### GIVEN REQUEST 1
Recast the listing lines between the one holding "slide-thumbnail[interactable] — [174, 461, 274, 519]" and the one holding "microphone-muted-icon[interactable]: 🎙̸ — [1683, 594, 1696, 614]", inclusive, as a Markdown table with the columns Row and Line. Leave out any blank lines.

----------

Patralekha Bhattacharya |
Deduping duplicate transactions is an important step when building a predictive model and models that are built to create credit risk scorecards in the commercial lending industry are no exception. What is specific to this industry, however, is that many duplicate transactions occur because the borrower splits the loan amount into multiple parts and asks for the loan on a piecemeal basis in order to increase the chances of loan approval. These individual loans appear in the dataset as separate records, even though they are actually part of the same transaction and only one of them should be kept. Therefore, the method of deletion of duplicates may be different from that in other industries. Since borrowers care more about paying off their larger loans on time than the smaller ones, we prefer to keep the transaction with the largest transaction amount when removing duplicates.
A commonly used method is to only remove the duplicates that appear within the same calendar quarter. This method is very easy, and one can use a simple sort to only keep the transactions with the highest transaction amount. However, the drawback of this method is that transactions that may have taken place just one day apart (e.g.: March 31st and April 1st) will not be candidates for deduping as they do not belong to the same calendar quarter.
In this paper we present a different method of deleting duplicate observations when they are within 90 days apart. Since the time-range we consider depends on the date of each transaction, this method is more complex and may need multiple iterations. However, if done correctly, this method will be more accurate and will remove more duplicate transactions correctly than the above calendar quarter deduping method. |

----------

### GIVEN REQUEST 2
Answer these from the deduping passage:
(a) According to the deduping passage, why does a borrower split the loan amount into multiple parts?
(b) Which two dates illustrate the drawback of the calendar quarter method?
(c) How far apart can duplicate observations be and still be deleted under the method the deduping passage presents?

### MATERIAL TO PROCESS

----------

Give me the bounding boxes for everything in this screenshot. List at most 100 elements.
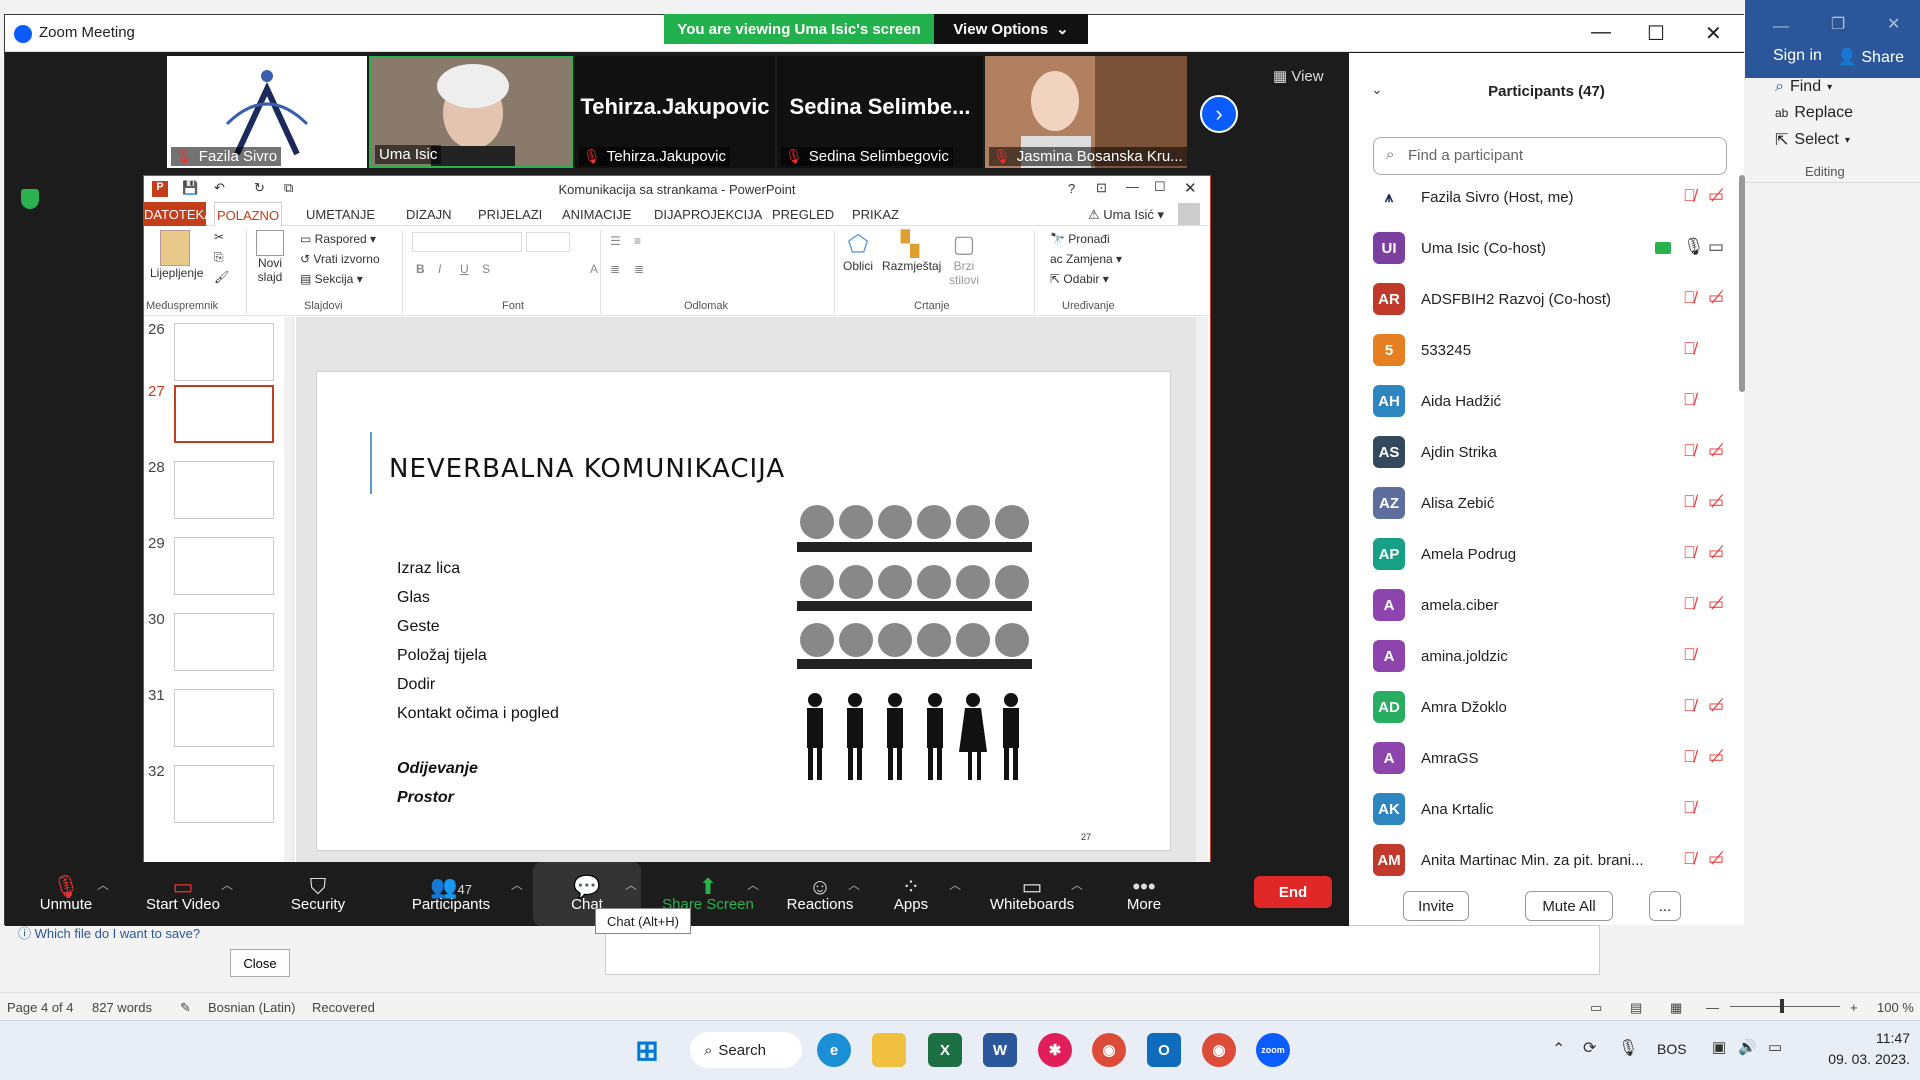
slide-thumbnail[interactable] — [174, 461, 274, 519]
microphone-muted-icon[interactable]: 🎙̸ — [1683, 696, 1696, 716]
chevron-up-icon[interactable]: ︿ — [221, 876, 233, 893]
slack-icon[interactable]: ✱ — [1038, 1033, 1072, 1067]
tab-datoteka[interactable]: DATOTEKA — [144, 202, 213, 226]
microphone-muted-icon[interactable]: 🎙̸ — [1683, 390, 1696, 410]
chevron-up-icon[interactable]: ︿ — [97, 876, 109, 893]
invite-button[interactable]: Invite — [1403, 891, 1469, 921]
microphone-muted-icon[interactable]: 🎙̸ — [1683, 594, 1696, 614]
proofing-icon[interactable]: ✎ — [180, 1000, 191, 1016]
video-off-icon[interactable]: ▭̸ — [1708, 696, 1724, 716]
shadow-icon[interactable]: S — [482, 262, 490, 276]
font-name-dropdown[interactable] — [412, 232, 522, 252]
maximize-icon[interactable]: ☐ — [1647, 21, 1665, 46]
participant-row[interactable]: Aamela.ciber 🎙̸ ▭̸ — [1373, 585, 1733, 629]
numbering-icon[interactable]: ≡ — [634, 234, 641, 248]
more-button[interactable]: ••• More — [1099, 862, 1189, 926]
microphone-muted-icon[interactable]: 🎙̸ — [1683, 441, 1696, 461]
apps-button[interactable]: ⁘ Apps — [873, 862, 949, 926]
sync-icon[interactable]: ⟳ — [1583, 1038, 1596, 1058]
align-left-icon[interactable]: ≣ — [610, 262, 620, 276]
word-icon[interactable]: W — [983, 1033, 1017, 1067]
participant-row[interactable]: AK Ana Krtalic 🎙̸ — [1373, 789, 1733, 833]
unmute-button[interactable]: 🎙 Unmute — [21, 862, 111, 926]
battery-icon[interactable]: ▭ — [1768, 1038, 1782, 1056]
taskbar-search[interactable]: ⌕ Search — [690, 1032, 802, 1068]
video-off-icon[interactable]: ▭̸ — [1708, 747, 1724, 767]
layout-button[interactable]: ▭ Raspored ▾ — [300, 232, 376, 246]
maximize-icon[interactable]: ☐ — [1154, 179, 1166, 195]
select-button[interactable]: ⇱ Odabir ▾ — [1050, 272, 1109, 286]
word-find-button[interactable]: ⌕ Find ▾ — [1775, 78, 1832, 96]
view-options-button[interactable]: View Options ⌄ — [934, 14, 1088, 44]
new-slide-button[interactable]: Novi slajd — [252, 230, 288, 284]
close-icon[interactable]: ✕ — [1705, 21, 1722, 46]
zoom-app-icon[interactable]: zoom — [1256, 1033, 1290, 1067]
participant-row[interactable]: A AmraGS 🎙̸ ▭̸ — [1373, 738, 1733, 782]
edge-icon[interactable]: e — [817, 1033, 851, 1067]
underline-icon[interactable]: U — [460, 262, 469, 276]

----------

### TASK OUTPUT 1
| Row | Line |
|---|---|
| 1 | slide-thumbnail[interactable] — [174, 461, 274, 519] |
| 2 | microphone-muted-icon[interactable]: 🎙̸ — [1683, 696, 1696, 716] |
| 3 | chevron-up-icon[interactable]: ︿ — [221, 876, 233, 893] |
| 4 | slack-icon[interactable]: ✱ — [1038, 1033, 1072, 1067] |
| 5 | tab-datoteka[interactable]: DATOTEKA — [144, 202, 213, 226] |
| 6 | microphone-muted-icon[interactable]: 🎙̸ — [1683, 390, 1696, 410] |
| 7 | chevron-up-icon[interactable]: ︿ — [97, 876, 109, 893] |
| 8 | invite-button[interactable]: Invite — [1403, 891, 1469, 921] |
| 9 | microphone-muted-icon[interactable]: 🎙̸ — [1683, 594, 1696, 614] |

### TASK OUTPUT 2
(a) To increase the chances of loan approval.
(b) March 31st and April 1st.
(c) Within 90 days apart.